- Problem -
Find every line in the records below that contains the string "expression", and copy each such line in full.

━━━━━━━━━━━━━━━━

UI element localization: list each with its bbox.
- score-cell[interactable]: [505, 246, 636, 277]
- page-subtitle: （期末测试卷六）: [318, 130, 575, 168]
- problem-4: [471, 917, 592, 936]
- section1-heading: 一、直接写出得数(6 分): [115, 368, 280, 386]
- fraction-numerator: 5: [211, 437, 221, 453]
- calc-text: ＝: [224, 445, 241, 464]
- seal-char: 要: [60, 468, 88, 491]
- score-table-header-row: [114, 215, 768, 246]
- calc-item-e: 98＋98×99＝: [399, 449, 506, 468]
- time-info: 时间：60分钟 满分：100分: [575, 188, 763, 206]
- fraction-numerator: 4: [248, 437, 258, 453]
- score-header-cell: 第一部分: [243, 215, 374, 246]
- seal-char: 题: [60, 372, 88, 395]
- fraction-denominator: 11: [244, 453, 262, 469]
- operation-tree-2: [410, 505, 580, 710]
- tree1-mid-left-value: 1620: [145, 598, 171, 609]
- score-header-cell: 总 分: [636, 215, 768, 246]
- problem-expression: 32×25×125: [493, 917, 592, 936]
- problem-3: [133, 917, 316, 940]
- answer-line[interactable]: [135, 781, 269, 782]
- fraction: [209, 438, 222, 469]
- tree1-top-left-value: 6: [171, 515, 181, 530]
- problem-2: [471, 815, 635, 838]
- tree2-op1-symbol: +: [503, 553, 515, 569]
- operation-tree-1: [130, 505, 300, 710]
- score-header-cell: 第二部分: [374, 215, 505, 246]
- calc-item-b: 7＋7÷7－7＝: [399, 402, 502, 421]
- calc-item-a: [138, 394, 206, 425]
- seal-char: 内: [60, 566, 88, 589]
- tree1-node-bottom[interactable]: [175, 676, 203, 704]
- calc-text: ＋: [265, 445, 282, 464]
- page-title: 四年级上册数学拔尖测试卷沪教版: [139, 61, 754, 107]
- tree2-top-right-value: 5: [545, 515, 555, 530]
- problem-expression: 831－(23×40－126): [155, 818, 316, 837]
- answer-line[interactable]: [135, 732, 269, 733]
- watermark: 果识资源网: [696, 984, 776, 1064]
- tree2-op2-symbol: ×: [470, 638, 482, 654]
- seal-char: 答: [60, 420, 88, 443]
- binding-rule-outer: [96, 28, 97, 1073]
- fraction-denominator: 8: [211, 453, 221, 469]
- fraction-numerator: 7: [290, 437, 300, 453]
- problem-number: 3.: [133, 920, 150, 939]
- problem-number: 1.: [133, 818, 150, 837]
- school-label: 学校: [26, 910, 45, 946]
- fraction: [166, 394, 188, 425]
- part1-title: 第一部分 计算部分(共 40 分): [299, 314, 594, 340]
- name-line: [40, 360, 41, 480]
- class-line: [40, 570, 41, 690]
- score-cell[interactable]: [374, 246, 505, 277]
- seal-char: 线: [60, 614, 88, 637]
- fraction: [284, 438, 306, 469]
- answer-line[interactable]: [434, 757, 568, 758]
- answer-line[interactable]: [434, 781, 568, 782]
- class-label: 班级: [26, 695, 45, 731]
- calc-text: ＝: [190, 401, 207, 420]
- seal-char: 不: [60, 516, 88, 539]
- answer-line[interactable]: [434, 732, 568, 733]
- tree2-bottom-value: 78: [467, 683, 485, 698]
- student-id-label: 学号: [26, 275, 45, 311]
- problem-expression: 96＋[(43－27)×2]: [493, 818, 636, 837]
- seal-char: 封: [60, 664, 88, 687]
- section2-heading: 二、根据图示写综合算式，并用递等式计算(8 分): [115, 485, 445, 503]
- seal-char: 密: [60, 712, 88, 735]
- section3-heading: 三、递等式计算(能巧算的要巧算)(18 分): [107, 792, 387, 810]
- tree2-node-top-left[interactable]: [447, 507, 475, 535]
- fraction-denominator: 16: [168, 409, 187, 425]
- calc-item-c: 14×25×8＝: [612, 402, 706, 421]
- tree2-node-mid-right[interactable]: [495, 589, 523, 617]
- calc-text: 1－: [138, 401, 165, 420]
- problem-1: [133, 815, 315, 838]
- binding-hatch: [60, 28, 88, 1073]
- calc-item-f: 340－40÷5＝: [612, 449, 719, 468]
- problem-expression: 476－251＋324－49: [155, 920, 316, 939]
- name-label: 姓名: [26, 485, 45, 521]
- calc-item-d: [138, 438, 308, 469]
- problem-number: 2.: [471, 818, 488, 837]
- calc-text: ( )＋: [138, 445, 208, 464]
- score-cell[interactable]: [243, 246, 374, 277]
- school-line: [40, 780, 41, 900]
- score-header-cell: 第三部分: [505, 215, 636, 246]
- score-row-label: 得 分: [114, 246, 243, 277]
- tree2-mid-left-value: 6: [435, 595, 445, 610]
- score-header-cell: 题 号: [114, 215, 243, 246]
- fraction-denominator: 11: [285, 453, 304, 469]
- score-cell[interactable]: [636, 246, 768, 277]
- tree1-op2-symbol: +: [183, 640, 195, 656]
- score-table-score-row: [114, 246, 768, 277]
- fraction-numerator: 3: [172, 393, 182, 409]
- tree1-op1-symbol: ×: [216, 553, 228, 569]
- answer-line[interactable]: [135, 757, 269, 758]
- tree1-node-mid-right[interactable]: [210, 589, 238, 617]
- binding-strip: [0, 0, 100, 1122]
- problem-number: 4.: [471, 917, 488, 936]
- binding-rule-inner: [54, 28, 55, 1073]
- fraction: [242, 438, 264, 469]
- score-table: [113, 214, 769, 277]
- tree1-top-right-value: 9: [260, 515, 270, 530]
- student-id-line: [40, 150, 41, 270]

━━━━━━━━━━━━━━━━

- Answer below -
- problem-expression: 32×25×125: [493, 917, 592, 936]
- problem-expression: 831－(23×40－126): [155, 818, 316, 837]
- problem-expression: 96＋[(43－27)×2]: [493, 818, 636, 837]
- problem-expression: 476－251＋324－49: [155, 920, 316, 939]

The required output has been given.